*WHAT IS EXPECTED*. Can you write out all the lines word for word, with no pictures?

*PROVIDED DATA*.

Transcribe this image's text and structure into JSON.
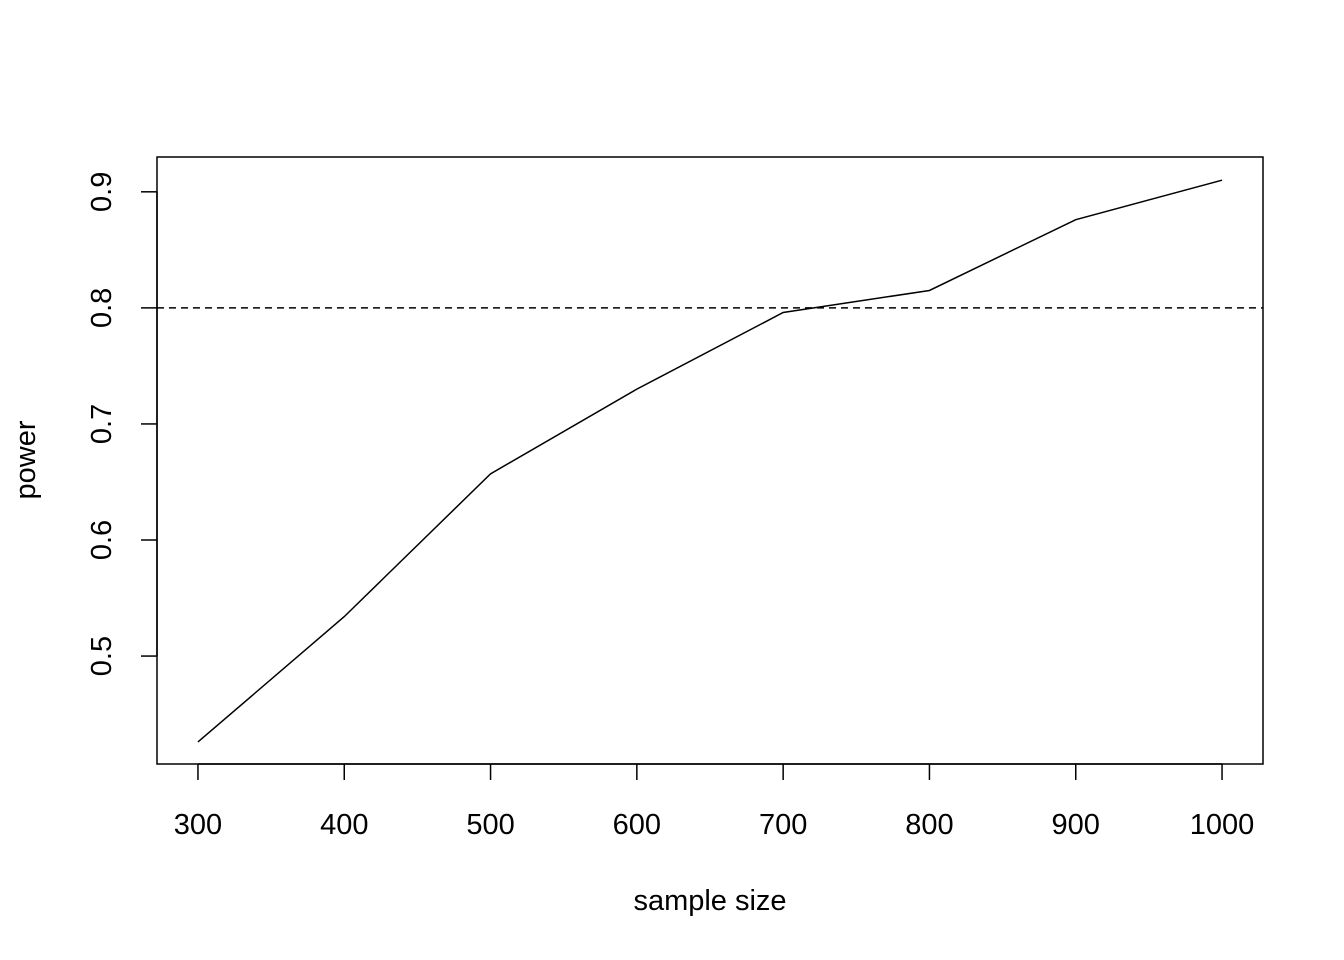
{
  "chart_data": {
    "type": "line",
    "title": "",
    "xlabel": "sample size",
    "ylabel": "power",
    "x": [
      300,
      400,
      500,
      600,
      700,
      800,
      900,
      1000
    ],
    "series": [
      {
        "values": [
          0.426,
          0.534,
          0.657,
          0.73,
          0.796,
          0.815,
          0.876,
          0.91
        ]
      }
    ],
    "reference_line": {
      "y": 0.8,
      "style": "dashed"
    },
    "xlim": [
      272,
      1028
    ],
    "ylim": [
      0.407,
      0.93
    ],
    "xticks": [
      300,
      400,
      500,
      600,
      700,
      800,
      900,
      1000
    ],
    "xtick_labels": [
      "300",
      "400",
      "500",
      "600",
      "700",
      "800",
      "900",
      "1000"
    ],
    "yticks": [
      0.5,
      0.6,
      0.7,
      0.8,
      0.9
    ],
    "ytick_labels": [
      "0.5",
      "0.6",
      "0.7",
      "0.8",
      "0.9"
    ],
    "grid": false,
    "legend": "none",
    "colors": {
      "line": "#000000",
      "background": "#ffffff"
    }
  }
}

*EXERCISE ANSWER*.
Transcribe this image's text and structure into JSON.
{
  "chart_data": {
    "type": "line",
    "title": "",
    "xlabel": "sample size",
    "ylabel": "power",
    "x": [
      300,
      400,
      500,
      600,
      700,
      800,
      900,
      1000
    ],
    "series": [
      {
        "values": [
          0.426,
          0.534,
          0.657,
          0.73,
          0.796,
          0.815,
          0.876,
          0.91
        ]
      }
    ],
    "reference_line": {
      "y": 0.8,
      "style": "dashed"
    },
    "xlim": [
      272,
      1028
    ],
    "ylim": [
      0.407,
      0.93
    ],
    "xticks": [
      300,
      400,
      500,
      600,
      700,
      800,
      900,
      1000
    ],
    "xtick_labels": [
      "300",
      "400",
      "500",
      "600",
      "700",
      "800",
      "900",
      "1000"
    ],
    "yticks": [
      0.5,
      0.6,
      0.7,
      0.8,
      0.9
    ],
    "ytick_labels": [
      "0.5",
      "0.6",
      "0.7",
      "0.8",
      "0.9"
    ],
    "grid": false,
    "legend": "none",
    "colors": {
      "line": "#000000",
      "background": "#ffffff"
    }
  }
}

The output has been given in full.